Description of the task: Look through the lines below and state how many hold the word "inputs". Write only the number.

Dataset records:
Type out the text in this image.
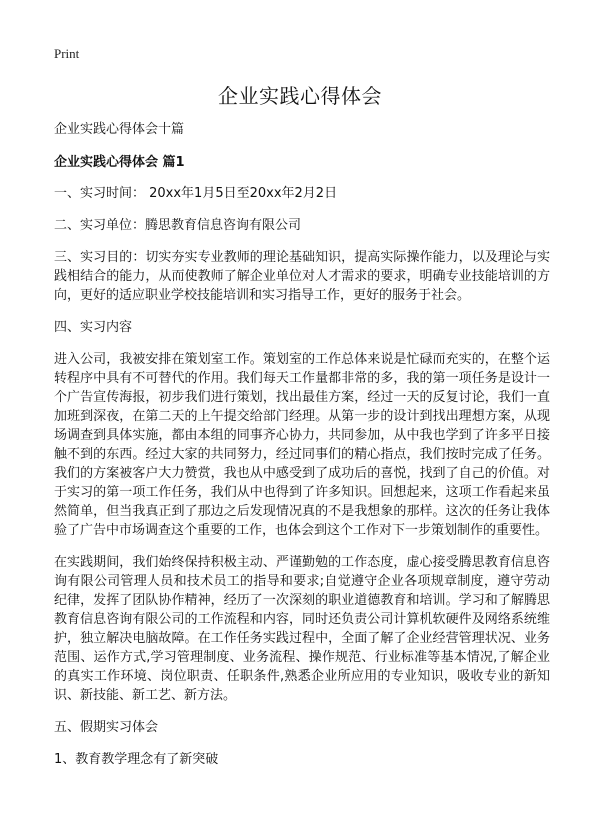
Print
企业实践心得体会

企业实践心得体会十篇

企业实践心得体会 篇1

一、实习时间： 20xx年1月5日至20xx年2月2日

二、实习单位：腾思教育信息咨询有限公司

三、实习目的：切实夯实专业教师的理论基础知识，提高实际操作能力，以及理论与实践相结合的能力，从而使教师了解企业单位对人才需求的要求，明确专业技能培训的方向，更好的适应职业学校技能培训和实习指导工作，更好的服务于社会。

四、实习内容

进入公司，我被安排在策划室工作。策划室的工作总体来说是忙碌而充实的，在整个运转程序中具有不可替代的作用。我们每天工作量都非常的多，我的第一项任务是设计一个广告宣传海报，初步我们进行策划，找出最佳方案，经过一天的反复讨论，我们一直加班到深夜，在第二天的上午提交给部门经理。从第一步的设计到找出理想方案，从现场调查到具体实施，都由本组的同事齐心协力，共同参加，从中我也学到了许多平日接触不到的东西。经过大家的共同努力，经过同事们的精心指点，我们按时完成了任务。我们的方案被客户大力赞赏，我也从中感受到了成功后的喜悦，找到了自己的价值。对于实习的第一项工作任务，我们从中也得到了许多知识。回想起来，这项工作看起来虽然简单，但当我真正到了那边之后发现情况真的不是我想象的那样。这次的任务让我体验了广告中市场调查这个重要的工作，也体会到这个工作对下一步策划制作的重要性。

在实践期间，我们始终保持积极主动、严谨勤勉的工作态度，虚心接受腾思教育信息咨询有限公司管理人员和技术员工的指导和要求;自觉遵守企业各项规章制度，遵守劳动纪律，发挥了团队协作精神，经历了一次深刻的职业道德教育和培训。学习和了解腾思教育信息咨询有限公司的工作流程和内容，同时还负责公司计算机软硬件及网络系统维护，独立解决电脑故障。在工作任务实践过程中，全面了解了企业经营管理状况、业务范围、运作方式,学习管理制度、业务流程、操作规范、行业标准等基本情况,了解企业的真实工作环境、岗位职责、任职条件,熟悉企业所应用的专业知识，吸收专业的新知识、新技能、新工艺、新方法。

五、假期实习体会

1、教育教学理念有了新突破
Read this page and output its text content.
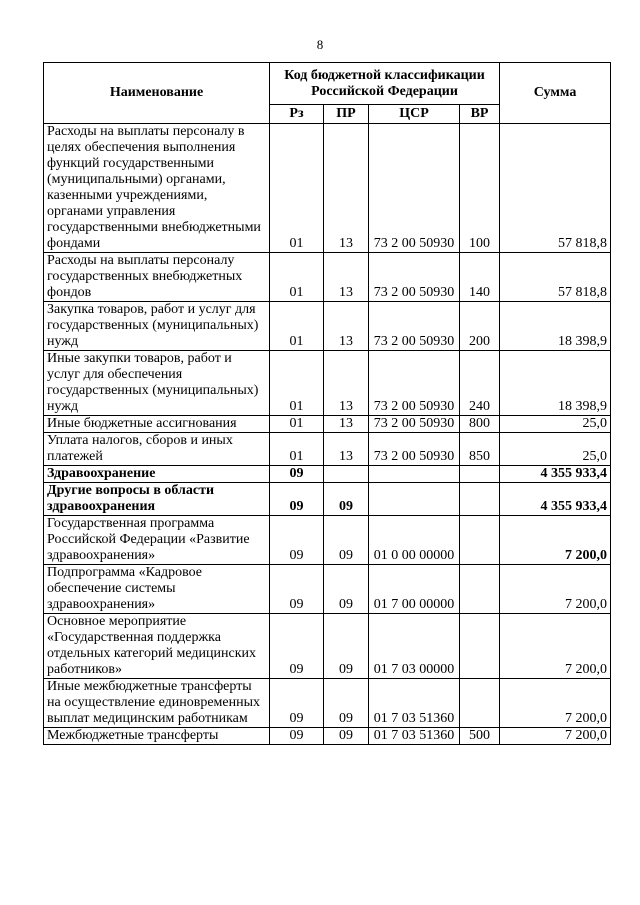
8
Наименование	Код бюджетной классификации Российской Федерации				Сумма
	Рз	ПР	ЦСР	ВР	
Расходы на выплаты персоналу в целях обеспечения выполнения функций государственными (муниципальными) органами, казенными учреждениями, органами управления государственными внебюджетными фондами	01	13	73 2 00 50930	100	57 818,8
Расходы на выплаты персоналу государственных внебюджетных фондов	01	13	73 2 00 50930	140	57 818,8
Закупка товаров, работ и услуг для государственных (муниципальных) нужд	01	13	73 2 00 50930	200	18 398,9
Иные закупки товаров, работ и услуг для обеспечения государственных (муниципальных) нужд	01	13	73 2 00 50930	240	18 398,9
Иные бюджетные ассигнования	01	13	73 2 00 50930	800	25,0
Уплата налогов, сборов и иных платежей	01	13	73 2 00 50930	850	25,0
Здравоохранение	09				4 355 933,4
Другие вопросы в области здравоохранения	09	09			4 355 933,4
Государственная программа Российской Федерации «Развитие здравоохранения»	09	09	01 0 00 00000		7 200,0
Подпрограмма «Кадровое обеспечение системы здравоохранения»	09	09	01 7 00 00000		7 200,0
Основное мероприятие «Государственная поддержка отдельных категорий медицинских работников»	09	09	01 7 03 00000		7 200,0
Иные межбюджетные трансферты на осуществление единовременных выплат медицинским работникам	09	09	01 7 03 51360		7 200,0
Межбюджетные трансферты	09	09	01 7 03 51360	500	7 200,0
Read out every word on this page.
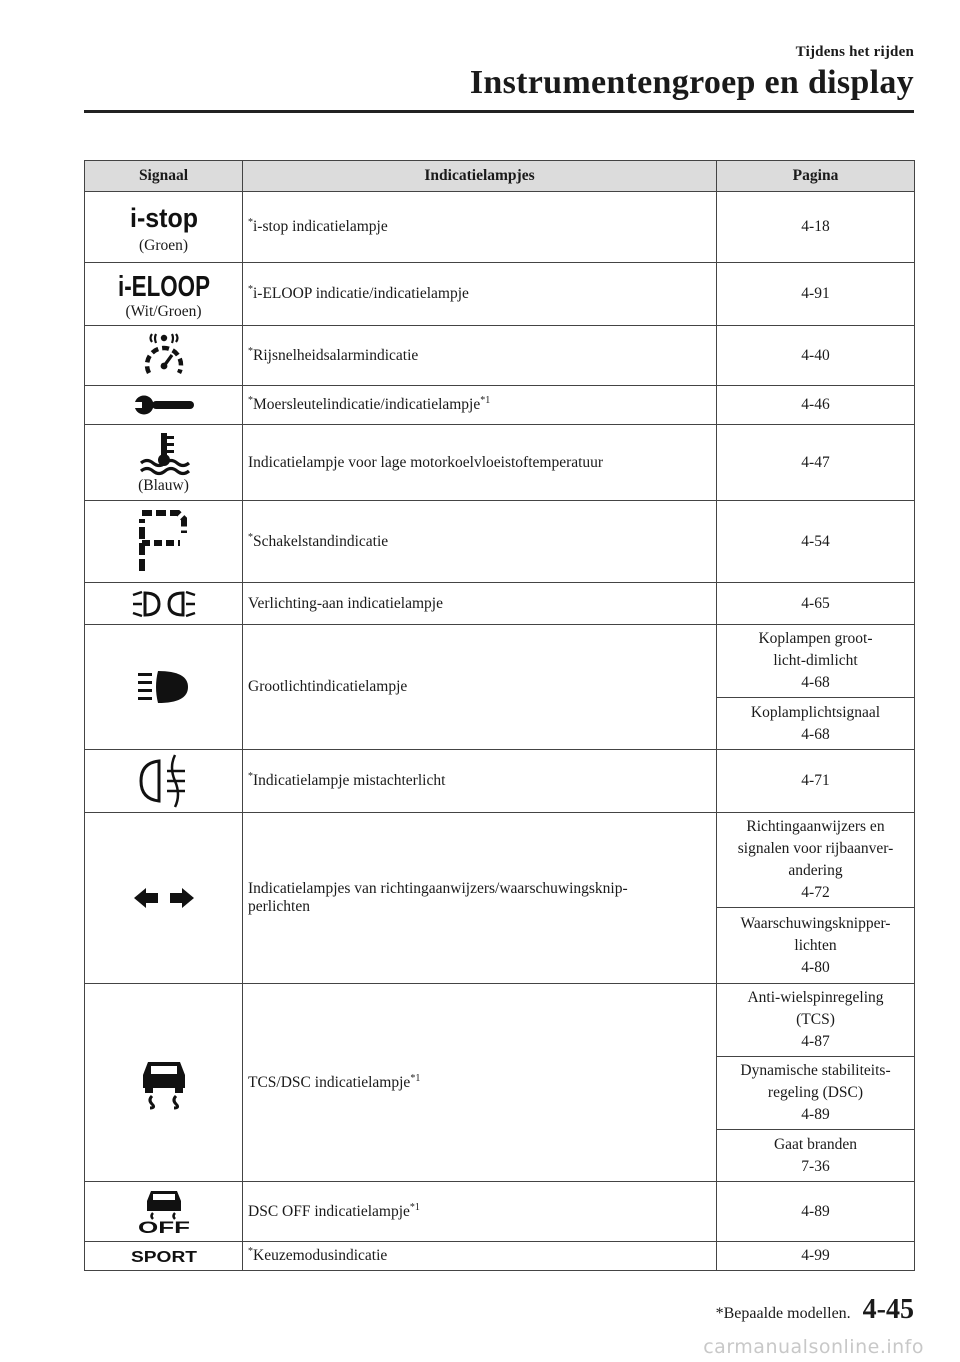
Tijdens het rijden
Instrumentengroep en display
Signaal	Indicatielampjes	Pagina

i-stop
(Groen)	*i-stop indicatielampje	4-18

i-ELOOP
(Wit/Groen)	*i-ELOOP indicatie/indicatielampje	4-91

	*Rijsnelheidsalarmindicatie	4-40

	*Moersleutelindicatie/indicatielampje$^{*1}$	4-46

(Blauw)	Indicatielampje voor lage motorkoelvloeistoftemperatuur	4-47

	*Schakelstandindicatie	4-54

	Verlichting-aan indicatielampje	4-65

	Grootlichtindicatielampje	Koplampen groot-
licht-dimlicht
4-68
		Koplamplichtsignaal
4-68

	*Indicatielampje mistachterlicht	4-71

	Indicatielampjes van richtingaanwijzers/waarschuwingsknip-
perlichten	Richtingaanwijzers en
signalen voor rijbaanver-
andering
4-72
		Waarschuwingsknipper-
lichten
4-80

	TCS/DSC indicatielampje$^{*1}$	Anti-wielspinregeling
(TCS)
4-87
		Dynamische stabiliteits-
regeling (DSC)
4-89
		Gaat branden
7-36

OFF	DSC OFF indicatielampje$^{*1}$	4-89

SPORT	*Keuzemodusindicatie	4-99
*Bepaalde modellen. 4-45
carmanualsonline.info
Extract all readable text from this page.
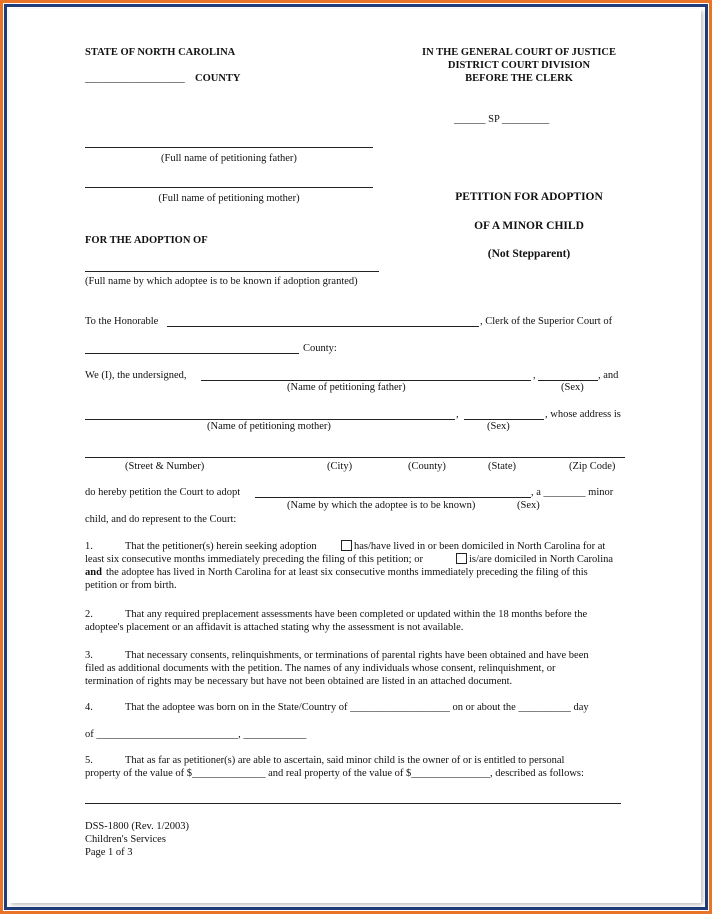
STATE OF NORTH CAROLINA
___________________ COUNTY
IN THE GENERAL COURT OF JUSTICE
DISTRICT COURT DIVISION
BEFORE THE CLERK
______ SP _________
(Full name of petitioning father)
(Full name of petitioning mother)
FOR THE ADOPTION OF
(Full name by which adoptee is to be known if adoption granted)
PETITION FOR ADOPTION
OF A MINOR CHILD
(Not Stepparent)
To the Honorable	, Clerk of the Superior Court of
County:
We (I), the undersigned,	,	, and
(Name of petitioning father)	(Sex)
,	, whose address is
(Name of petitioning mother)	(Sex)
(Street & Number)	(City)	(County)	(State)	(Zip Code)
do hereby petition the Court to adopt	, a ________ minor
(Name by which the adoptee is to be known)	(Sex)
child, and do represent to the Court:
1.	That the petitioner(s) herein seeking adoption	has/have lived in or been domiciled in North Carolina for at
least six consecutive months immediately preceding the filing of this petition; or	is/are domiciled in North Carolina
and the adoptee has lived in North Carolina for at least six consecutive months immediately preceding the filing of this
petition or from birth.
2.	That any required preplacement assessments have been completed or updated within the 18 months before the
adoptee's placement or an affidavit is attached stating why the assessment is not available.
3.	That necessary consents, relinquishments, or terminations of parental rights have been obtained and have been
filed as additional documents with the petition. The names of any individuals whose consent, relinquishment, or
termination of rights may be necessary but have not been obtained are listed in an attached document.
4.	That the adoptee was born on in the State/Country of ___________________ on or about the __________ day
of ___________________________, ____________
5.	That as far as petitioner(s) are able to ascertain, said minor child is the owner of or is entitled to personal
property of the value of $______________ and real property of the value of $_______________, described as follows:
DSS-1800 (Rev. 1/2003)
Children's Services
Page 1 of 3
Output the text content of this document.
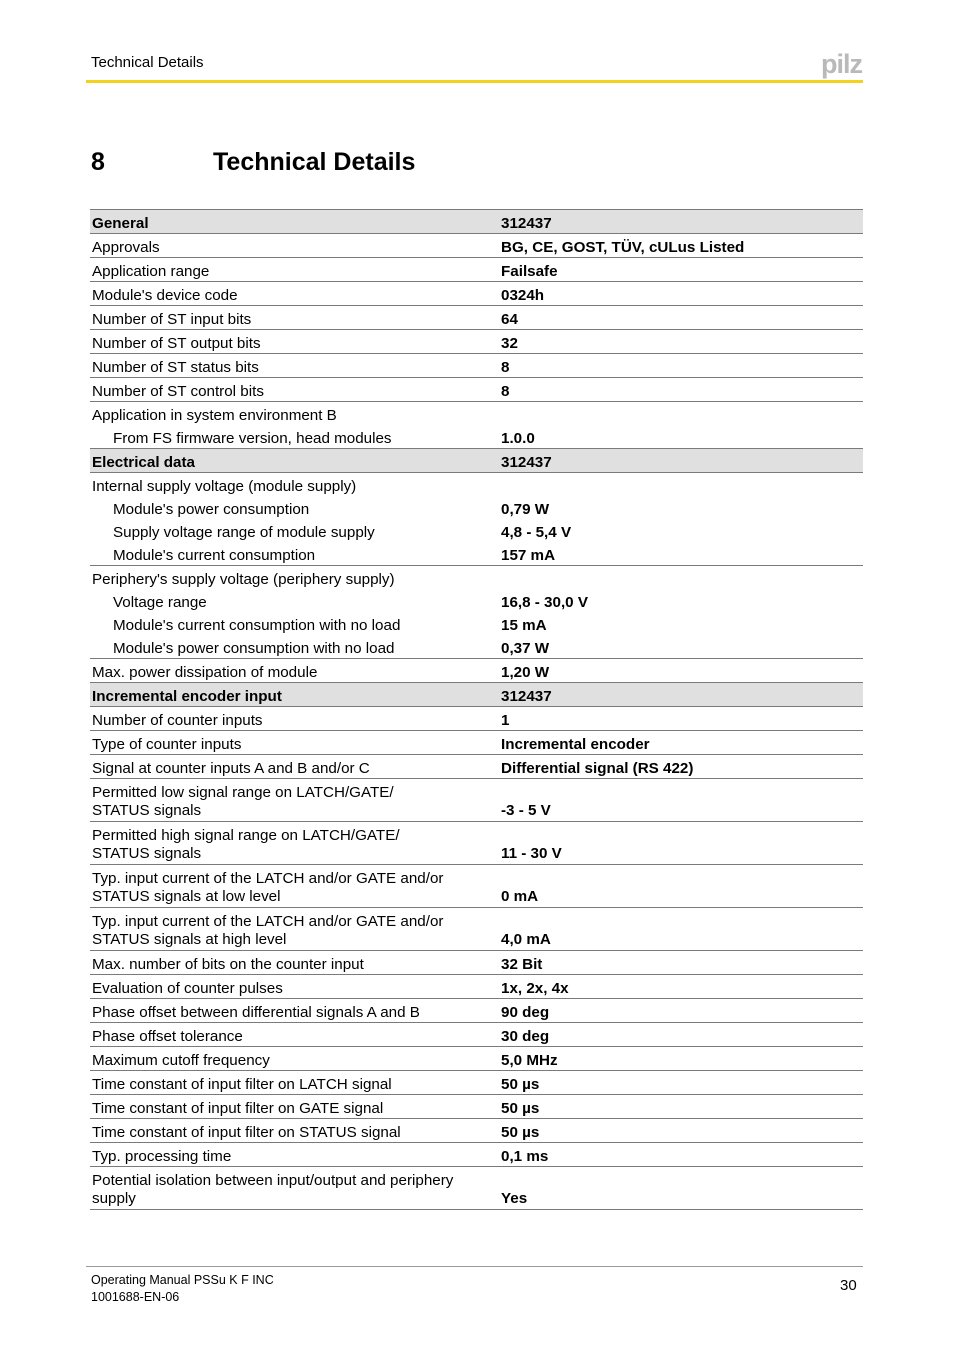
Technical Details	pilz
8	Technical Details
General	312437
Approvals	BG, CE, GOST, TÜV, cULus Listed
Application range	Failsafe
Module's device code	0324h
Number of ST input bits	64
Number of ST output bits	32
Number of ST status bits	8
Number of ST control bits	8
Application in system environment B	
From FS firmware version, head modules	1.0.0
Electrical data	312437
Internal supply voltage (module supply)	
Module's power consumption	0,79 W
Supply voltage range of module supply	4,8 - 5,4 V
Module's current consumption	157 mA
Periphery's supply voltage (periphery supply)	
Voltage range	16,8 - 30,0 V
Module's current consumption with no load	15 mA
Module's power consumption with no load	0,37 W
Max. power dissipation of module	1,20 W
Incremental encoder input	312437
Number of counter inputs	1
Type of counter inputs	Incremental encoder
Signal at counter inputs A and B and/or C	Differential signal (RS 422)
Permitted low signal range on LATCH/GATE/
STATUS signals	-3 - 5 V
Permitted high signal range on LATCH/GATE/
STATUS signals	11 - 30 V
Typ. input current of the LATCH and/or GATE and/or
STATUS signals at low level	0 mA
Typ. input current of the LATCH and/or GATE and/or
STATUS signals at high level	4,0 mA
Max. number of bits on the counter input	32 Bit
Evaluation of counter pulses	1x, 2x, 4x
Phase offset between differential signals A and B	90 deg
Phase offset tolerance	30 deg
Maximum cutoff frequency	5,0 MHz
Time constant of input filter on LATCH signal	50 µs
Time constant of input filter on GATE signal	50 µs
Time constant of input filter on STATUS signal	50 µs
Typ. processing time	0,1 ms
Potential isolation between input/output and periphery
supply	Yes
Operating Manual PSSu K F INC
1001688-EN-06
30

Answer to this exercise: 3